▸ Material to process
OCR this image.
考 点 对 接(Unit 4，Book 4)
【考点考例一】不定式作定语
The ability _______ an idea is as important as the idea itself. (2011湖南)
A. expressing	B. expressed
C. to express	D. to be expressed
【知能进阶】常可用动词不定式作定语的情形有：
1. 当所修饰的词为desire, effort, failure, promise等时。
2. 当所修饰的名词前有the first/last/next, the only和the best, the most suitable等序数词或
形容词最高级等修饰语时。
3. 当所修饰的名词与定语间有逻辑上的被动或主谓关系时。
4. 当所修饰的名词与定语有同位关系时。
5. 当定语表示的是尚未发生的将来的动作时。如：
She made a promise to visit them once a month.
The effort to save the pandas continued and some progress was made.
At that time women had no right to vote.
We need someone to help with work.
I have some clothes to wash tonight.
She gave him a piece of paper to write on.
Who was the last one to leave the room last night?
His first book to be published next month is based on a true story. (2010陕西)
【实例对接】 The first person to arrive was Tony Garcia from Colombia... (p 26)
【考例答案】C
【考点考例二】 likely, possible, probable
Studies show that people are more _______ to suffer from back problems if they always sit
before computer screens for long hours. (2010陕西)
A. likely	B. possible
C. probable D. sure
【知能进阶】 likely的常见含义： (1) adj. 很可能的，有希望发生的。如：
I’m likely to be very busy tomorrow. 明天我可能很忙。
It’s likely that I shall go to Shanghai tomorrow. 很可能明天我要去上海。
==
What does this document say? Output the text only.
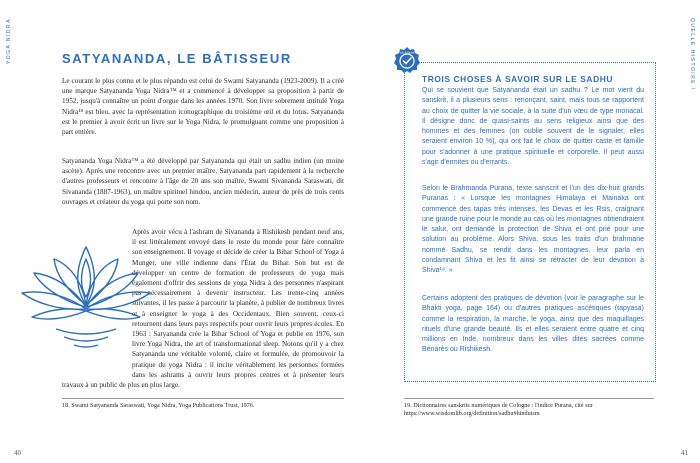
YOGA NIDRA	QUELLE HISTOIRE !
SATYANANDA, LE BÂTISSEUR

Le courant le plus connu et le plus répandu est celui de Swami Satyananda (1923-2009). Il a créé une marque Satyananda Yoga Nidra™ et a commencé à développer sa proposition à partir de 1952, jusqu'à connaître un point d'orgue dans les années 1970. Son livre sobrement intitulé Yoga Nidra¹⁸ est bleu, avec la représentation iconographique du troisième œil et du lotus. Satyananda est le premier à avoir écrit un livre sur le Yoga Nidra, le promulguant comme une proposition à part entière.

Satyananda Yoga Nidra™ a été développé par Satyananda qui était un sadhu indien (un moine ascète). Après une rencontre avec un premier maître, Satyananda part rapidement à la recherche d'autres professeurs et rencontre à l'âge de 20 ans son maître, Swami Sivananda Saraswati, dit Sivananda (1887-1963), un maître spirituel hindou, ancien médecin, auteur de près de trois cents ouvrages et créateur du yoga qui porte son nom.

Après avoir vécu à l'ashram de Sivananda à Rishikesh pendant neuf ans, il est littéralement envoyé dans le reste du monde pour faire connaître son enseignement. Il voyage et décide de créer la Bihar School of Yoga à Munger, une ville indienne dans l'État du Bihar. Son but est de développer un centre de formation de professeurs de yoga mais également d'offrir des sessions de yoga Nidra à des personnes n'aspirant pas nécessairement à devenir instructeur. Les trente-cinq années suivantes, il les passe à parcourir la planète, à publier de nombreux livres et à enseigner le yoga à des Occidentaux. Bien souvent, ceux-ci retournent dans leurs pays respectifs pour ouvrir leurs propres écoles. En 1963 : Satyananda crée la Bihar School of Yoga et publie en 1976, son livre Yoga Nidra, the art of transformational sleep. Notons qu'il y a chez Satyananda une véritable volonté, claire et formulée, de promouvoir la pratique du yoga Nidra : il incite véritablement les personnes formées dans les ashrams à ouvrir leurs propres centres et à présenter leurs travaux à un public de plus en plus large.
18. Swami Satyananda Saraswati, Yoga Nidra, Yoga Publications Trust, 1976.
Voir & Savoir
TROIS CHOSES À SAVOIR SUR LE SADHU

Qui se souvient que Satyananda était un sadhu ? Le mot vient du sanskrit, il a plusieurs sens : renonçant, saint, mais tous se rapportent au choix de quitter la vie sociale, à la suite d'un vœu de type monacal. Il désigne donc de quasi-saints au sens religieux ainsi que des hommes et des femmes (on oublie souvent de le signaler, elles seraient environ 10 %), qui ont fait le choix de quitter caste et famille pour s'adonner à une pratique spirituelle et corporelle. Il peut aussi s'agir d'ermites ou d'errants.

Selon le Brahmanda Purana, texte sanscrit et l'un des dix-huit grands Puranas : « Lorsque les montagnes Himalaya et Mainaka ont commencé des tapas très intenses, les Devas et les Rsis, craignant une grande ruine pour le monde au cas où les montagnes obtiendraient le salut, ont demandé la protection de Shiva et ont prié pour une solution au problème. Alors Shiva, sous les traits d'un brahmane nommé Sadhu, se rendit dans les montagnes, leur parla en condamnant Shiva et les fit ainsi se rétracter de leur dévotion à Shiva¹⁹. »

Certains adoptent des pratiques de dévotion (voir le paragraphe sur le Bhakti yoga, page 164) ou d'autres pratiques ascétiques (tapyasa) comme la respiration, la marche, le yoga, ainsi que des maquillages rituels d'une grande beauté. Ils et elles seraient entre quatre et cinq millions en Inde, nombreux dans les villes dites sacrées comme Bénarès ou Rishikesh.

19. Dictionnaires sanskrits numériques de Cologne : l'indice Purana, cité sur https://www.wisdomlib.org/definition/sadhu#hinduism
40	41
==
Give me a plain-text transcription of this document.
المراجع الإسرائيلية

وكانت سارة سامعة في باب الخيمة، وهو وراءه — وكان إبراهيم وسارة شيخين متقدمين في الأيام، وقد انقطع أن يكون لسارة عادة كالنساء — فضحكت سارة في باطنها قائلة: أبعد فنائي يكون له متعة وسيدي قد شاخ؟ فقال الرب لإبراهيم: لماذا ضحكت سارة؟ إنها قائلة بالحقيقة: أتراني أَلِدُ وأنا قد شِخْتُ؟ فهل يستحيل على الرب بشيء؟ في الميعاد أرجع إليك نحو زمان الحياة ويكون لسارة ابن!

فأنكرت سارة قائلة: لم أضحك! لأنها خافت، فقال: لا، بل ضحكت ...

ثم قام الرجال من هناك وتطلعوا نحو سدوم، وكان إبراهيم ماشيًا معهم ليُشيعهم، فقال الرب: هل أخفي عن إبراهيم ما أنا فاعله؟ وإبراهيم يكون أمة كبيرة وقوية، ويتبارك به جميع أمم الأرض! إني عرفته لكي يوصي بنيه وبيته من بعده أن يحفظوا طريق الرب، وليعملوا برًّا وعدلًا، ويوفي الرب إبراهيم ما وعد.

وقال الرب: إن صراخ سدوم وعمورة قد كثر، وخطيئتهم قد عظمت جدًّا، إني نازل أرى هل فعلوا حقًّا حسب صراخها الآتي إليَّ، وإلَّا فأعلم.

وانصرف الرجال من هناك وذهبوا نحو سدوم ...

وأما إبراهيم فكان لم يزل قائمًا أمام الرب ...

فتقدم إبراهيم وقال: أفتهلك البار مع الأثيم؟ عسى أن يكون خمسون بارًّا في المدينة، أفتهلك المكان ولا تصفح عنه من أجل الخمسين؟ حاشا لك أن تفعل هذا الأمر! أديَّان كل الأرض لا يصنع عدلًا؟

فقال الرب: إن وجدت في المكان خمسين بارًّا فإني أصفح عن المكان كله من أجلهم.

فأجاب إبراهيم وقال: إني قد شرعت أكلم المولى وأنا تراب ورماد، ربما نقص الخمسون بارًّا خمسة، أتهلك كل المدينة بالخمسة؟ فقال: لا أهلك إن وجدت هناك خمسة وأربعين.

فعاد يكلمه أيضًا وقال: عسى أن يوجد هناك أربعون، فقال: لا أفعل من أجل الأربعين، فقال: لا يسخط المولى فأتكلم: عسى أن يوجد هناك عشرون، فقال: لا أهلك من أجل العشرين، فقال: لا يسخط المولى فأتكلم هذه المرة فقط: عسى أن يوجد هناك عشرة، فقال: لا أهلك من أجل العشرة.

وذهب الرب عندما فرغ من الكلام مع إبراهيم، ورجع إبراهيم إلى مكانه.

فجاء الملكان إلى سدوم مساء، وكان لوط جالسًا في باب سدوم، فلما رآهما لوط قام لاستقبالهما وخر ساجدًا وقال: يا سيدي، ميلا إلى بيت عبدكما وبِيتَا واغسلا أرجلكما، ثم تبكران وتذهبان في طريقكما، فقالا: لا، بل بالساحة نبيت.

▸ Goal of the exercise
Exactly how many lines in the data above contain the word "possible"? Respond with the number and nothing more.

▸ Exercise output
2